Data records:

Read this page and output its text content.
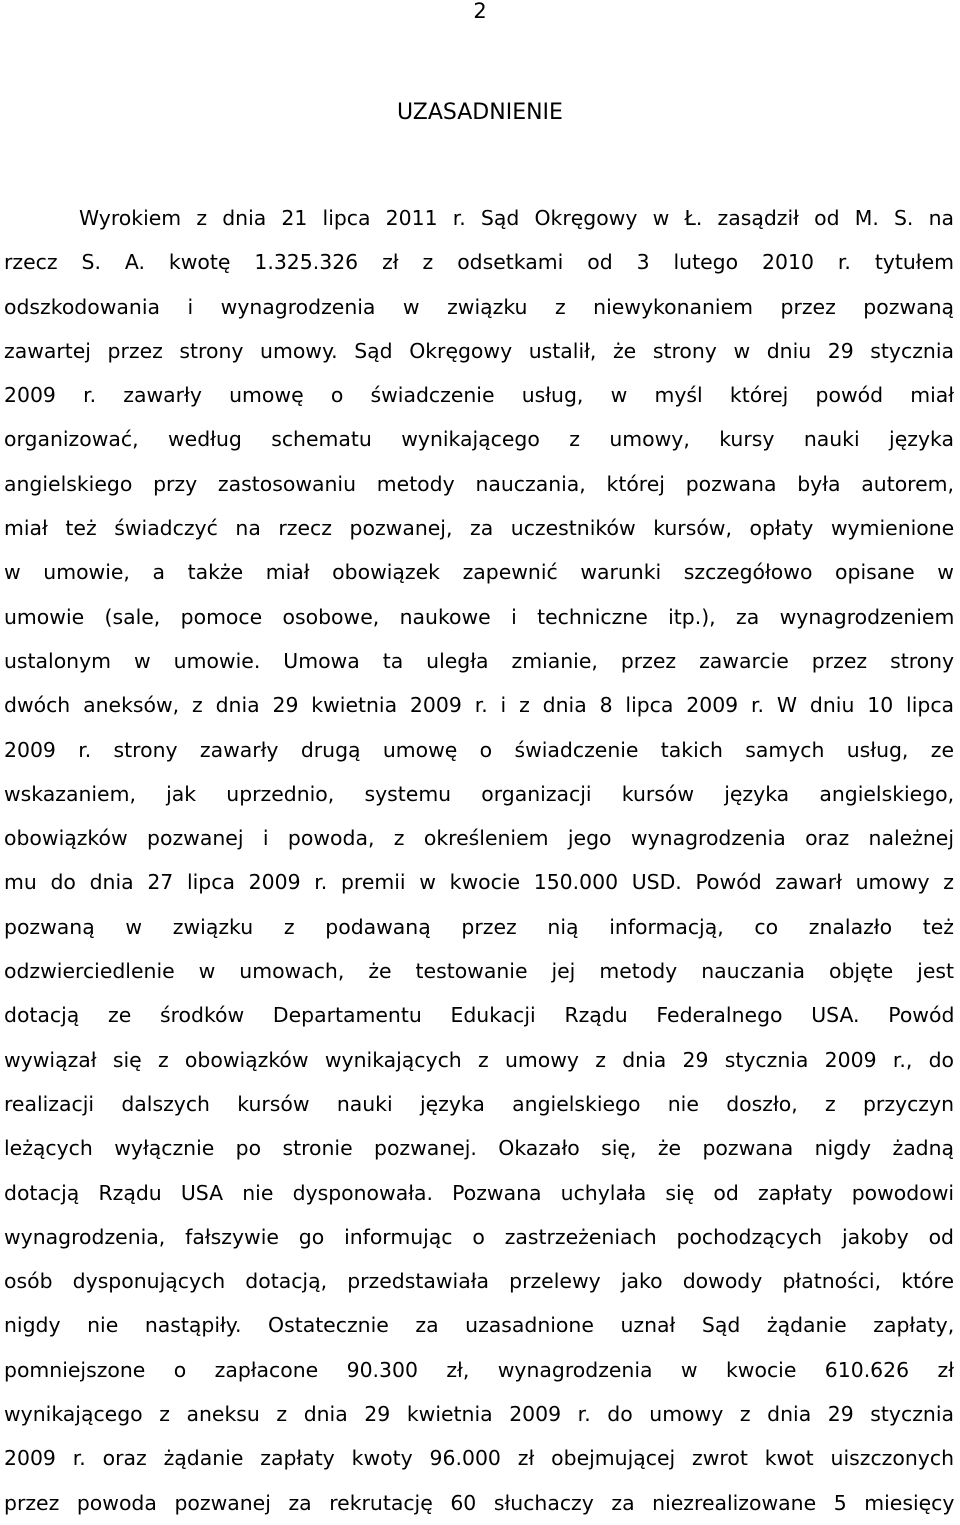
2
UZASADNIENIE
Wyrokiem z dnia 21 lipca 2011 r. Sąd Okręgowy w Ł. zasądził od M. S. na
rzecz S. A. kwotę 1.325.326 zł z odsetkami od 3 lutego 2010 r. tytułem
odszkodowania i wynagrodzenia w związku z niewykonaniem przez pozwaną
zawartej przez strony umowy. Sąd Okręgowy ustalił, że strony w dniu 29 stycznia
2009 r. zawarły umowę o świadczenie usług, w myśl której powód miał
organizować, według schematu wynikającego z umowy, kursy nauki języka
angielskiego przy zastosowaniu metody nauczania, której pozwana była autorem,
miał też świadczyć na rzecz pozwanej, za uczestników kursów, opłaty wymienione
w umowie, a także miał obowiązek zapewnić warunki szczegółowo opisane w
umowie (sale, pomoce osobowe, naukowe i techniczne itp.), za wynagrodzeniem
ustalonym w umowie. Umowa ta uległa zmianie, przez zawarcie przez strony
dwóch aneksów, z dnia 29 kwietnia 2009 r. i z dnia 8 lipca 2009 r. W dniu 10 lipca
2009 r. strony zawarły drugą umowę o świadczenie takich samych usług, ze
wskazaniem, jak uprzednio, systemu organizacji kursów języka angielskiego,
obowiązków pozwanej i powoda, z określeniem jego wynagrodzenia oraz należnej
mu do dnia 27 lipca 2009 r. premii w kwocie 150.000 USD. Powód zawarł umowy z
pozwaną w związku z podawaną przez nią informacją, co znalazło też
odzwierciedlenie w umowach, że testowanie jej metody nauczania objęte jest
dotacją ze środków Departamentu Edukacji Rządu Federalnego USA. Powód
wywiązał się z obowiązków wynikających z umowy z dnia 29 stycznia 2009 r., do
realizacji dalszych kursów nauki języka angielskiego nie doszło, z przyczyn
leżących wyłącznie po stronie pozwanej. Okazało się, że pozwana nigdy żadną
dotacją Rządu USA nie dysponowała. Pozwana uchylała się od zapłaty powodowi
wynagrodzenia, fałszywie go informując o zastrzeżeniach pochodzących jakoby od
osób dysponujących dotacją, przedstawiała przelewy jako dowody płatności, które
nigdy nie nastąpiły. Ostatecznie za uzasadnione uznał Sąd żądanie zapłaty,
pomniejszone o zapłacone 90.300 zł, wynagrodzenia w kwocie 610.626 zł
wynikającego z aneksu z dnia 29 kwietnia 2009 r. do umowy z dnia 29 stycznia
2009 r. oraz żądanie zapłaty kwoty 96.000 zł obejmującej zwrot kwot uiszczonych
przez powoda pozwanej za rekrutację 60 słuchaczy za niezrealizowane 5 miesięcy
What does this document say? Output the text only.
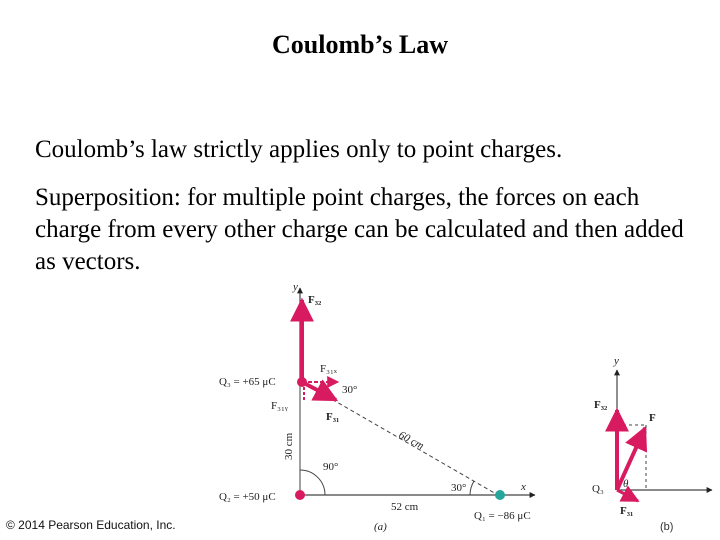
Coulomb’s Law
Coulomb’s law strictly applies only to point charges.
Superposition: for multiple point charges, the forces on each charge from every other charge can be calculated and then added as vectors.
y
x
60 cm
30 cm
90°
30°
52 cm
F₃₂
F₃₁
F₃₁ₓ
F₃₁ᵧ
30°
Q₃ = +65 μC
Q₂ = +50 μC
Q₁ = −86 μC
(a)
y
F₃₂
F
F₃₁
θ
Q₃
(b)
© 2014 Pearson Education, Inc.
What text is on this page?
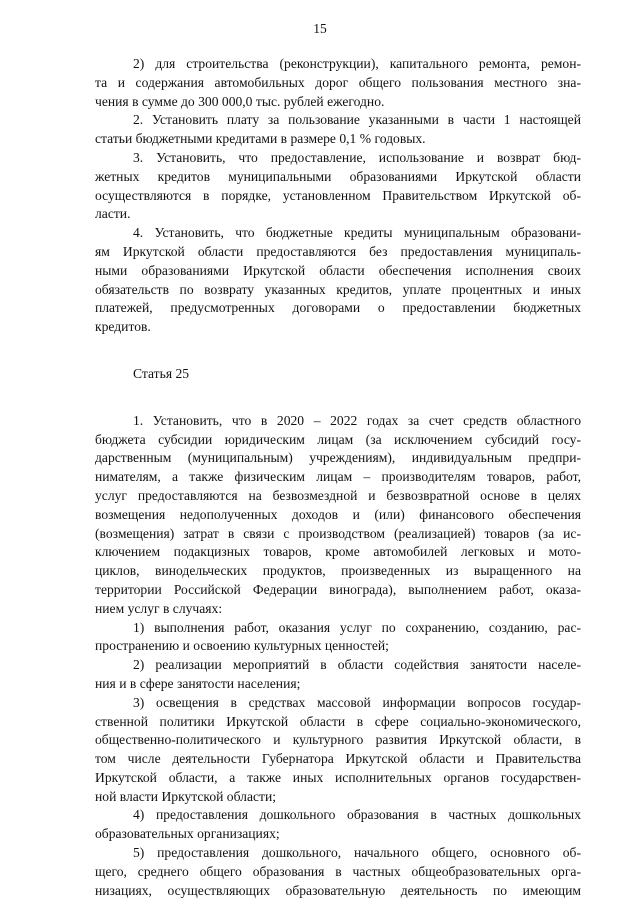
15

2) для строительства (реконструкции), капитального ремонта, ремон-
та и содержания автомобильных дорог общего пользования местного зна-
чения в сумме до 300 000,0 тыс. рублей ежегодно.

2. Установить плату за пользование указанными в части 1 настоящей
статьи бюджетными кредитами в размере 0,1 % годовых.

3. Установить, что предоставление, использование и возврат бюд-
жетных кредитов муниципальными образованиями Иркутской области
осуществляются в порядке, установленном Правительством Иркутской об-
ласти.

4. Установить, что бюджетные кредиты муниципальным образовани-
ям Иркутской области предоставляются без предоставления муниципаль-
ными образованиями Иркутской области обеспечения исполнения своих
обязательств по возврату указанных кредитов, уплате процентных и иных
платежей, предусмотренных договорами о предоставлении бюджетных
кредитов.

Статья 25

1. Установить, что в 2020 – 2022 годах за счет средств областного
бюджета субсидии юридическим лицам (за исключением субсидий госу-
дарственным (муниципальным) учреждениям), индивидуальным предпри-
нимателям, а также физическим лицам – производителям товаров, работ,
услуг предоставляются на безвозмездной и безвозвратной основе в целях
возмещения недополученных доходов и (или) финансового обеспечения
(возмещения) затрат в связи с производством (реализацией) товаров (за ис-
ключением подакцизных товаров, кроме автомобилей легковых и мото-
циклов, винодельческих продуктов, произведенных из выращенного на
территории Российской Федерации винограда), выполнением работ, оказа-
нием услуг в случаях:

1) выполнения работ, оказания услуг по сохранению, созданию, рас-
пространению и освоению культурных ценностей;

2) реализации мероприятий в области содействия занятости населе-
ния и в сфере занятости населения;

3) освещения в средствах массовой информации вопросов государ-
ственной политики Иркутской области в сфере социально-экономического,
общественно-политического и культурного развития Иркутской области, в
том числе деятельности Губернатора Иркутской области и Правительства
Иркутской области, а также иных исполнительных органов государствен-
ной власти Иркутской области;

4) предоставления дошкольного образования в частных дошкольных
образовательных организациях;

5) предоставления дошкольного, начального общего, основного об-
щего, среднего общего образования в частных общеобразовательных орга-
низациях, осуществляющих образовательную деятельность по имеющим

| WHAT IS BEING ASKED |
Work through the data and report how many of its lines hold the word "Coulomb", giving only the figure.

| EXERCISE ANSWER |
2